Your objective> Copy out the entries exactly, from the first line to the last.

Available records>
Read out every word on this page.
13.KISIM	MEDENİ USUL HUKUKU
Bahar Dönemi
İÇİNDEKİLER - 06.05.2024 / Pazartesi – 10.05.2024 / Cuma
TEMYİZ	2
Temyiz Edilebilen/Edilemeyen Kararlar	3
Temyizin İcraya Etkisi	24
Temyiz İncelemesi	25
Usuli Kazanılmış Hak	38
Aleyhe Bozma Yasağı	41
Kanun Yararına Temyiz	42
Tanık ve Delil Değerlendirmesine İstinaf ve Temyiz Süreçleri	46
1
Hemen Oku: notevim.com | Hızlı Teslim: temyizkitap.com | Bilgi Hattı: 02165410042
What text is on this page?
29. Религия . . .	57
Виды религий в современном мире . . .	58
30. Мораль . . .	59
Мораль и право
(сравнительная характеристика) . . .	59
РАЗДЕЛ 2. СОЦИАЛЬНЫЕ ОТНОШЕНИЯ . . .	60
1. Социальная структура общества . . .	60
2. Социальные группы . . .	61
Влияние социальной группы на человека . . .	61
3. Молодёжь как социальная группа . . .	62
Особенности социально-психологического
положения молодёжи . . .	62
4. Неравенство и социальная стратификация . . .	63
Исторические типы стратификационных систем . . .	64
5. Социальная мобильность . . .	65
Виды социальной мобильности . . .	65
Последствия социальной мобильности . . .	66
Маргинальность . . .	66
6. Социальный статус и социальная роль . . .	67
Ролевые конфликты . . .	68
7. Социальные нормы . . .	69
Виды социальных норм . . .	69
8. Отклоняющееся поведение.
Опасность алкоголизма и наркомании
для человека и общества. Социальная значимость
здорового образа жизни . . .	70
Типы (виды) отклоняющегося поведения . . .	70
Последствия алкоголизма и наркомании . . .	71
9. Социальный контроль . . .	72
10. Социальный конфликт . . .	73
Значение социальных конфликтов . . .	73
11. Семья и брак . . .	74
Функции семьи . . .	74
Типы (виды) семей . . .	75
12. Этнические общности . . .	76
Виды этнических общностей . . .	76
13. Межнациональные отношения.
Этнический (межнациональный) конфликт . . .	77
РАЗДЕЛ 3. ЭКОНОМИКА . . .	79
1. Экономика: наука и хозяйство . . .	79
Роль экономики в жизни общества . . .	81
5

Completed exercise>
Read out every word on this page.
13.KISIM	MEDENİ USUL HUKUKU
Bahar Dönemi
İÇİNDEKİLER - 06.05.2024 / Pazartesi – 10.05.2024 / Cuma
TEMYİZ	2
Temyiz Edilebilen/Edilemeyen Kararlar	3
Temyizin İcraya Etkisi	24
Temyiz İncelemesi	25
Usuli Kazanılmış Hak	38
Aleyhe Bozma Yasağı	41
Kanun Yararına Temyiz	42
Tanık ve Delil Değerlendirmesine İstinaf ve Temyiz Süreçleri	46
1
Hemen Oku: notevim.com | Hızlı Teslim: temyizkitap.com | Bilgi Hattı: 02165410042
What text is on this page?
29. Религия . . .	57
Виды религий в современном мире . . .	58
30. Мораль . . .	59
Мораль и право
(сравнительная характеристика) . . .	59
РАЗДЕЛ 2. СОЦИАЛЬНЫЕ ОТНОШЕНИЯ . . .	60
1. Социальная структура общества . . .	60
2. Социальные группы . . .	61
Влияние социальной группы на человека . . .	61
3. Молодёжь как социальная группа . . .	62
Особенности социально-психологического
положения молодёжи . . .	62
4. Неравенство и социальная стратификация . . .	63
Исторические типы стратификационных систем . . .	64
5. Социальная мобильность . . .	65
Виды социальной мобильности . . .	65
Последствия социальной мобильности . . .	66
Маргинальность . . .	66
6. Социальный статус и социальная роль . . .	67
Ролевые конфликты . . .	68
7. Социальные нормы . . .	69
Виды социальных норм . . .	69
8. Отклоняющееся поведение.
Опасность алкоголизма и наркомании
для человека и общества. Социальная значимость
здорового образа жизни . . .	70
Типы (виды) отклоняющегося поведения . . .	70
Последствия алкоголизма и наркомании . . .	71
9. Социальный контроль . . .	72
10. Социальный конфликт . . .	73
Значение социальных конфликтов . . .	73
11. Семья и брак . . .	74
Функции семьи . . .	74
Типы (виды) семей . . .	75
12. Этнические общности . . .	76
Виды этнических общностей . . .	76
13. Межнациональные отношения.
Этнический (межнациональный) конфликт . . .	77
РАЗДЕЛ 3. ЭКОНОМИКА . . .	79
1. Экономика: наука и хозяйство . . .	79
Роль экономики в жизни общества . . .	81
5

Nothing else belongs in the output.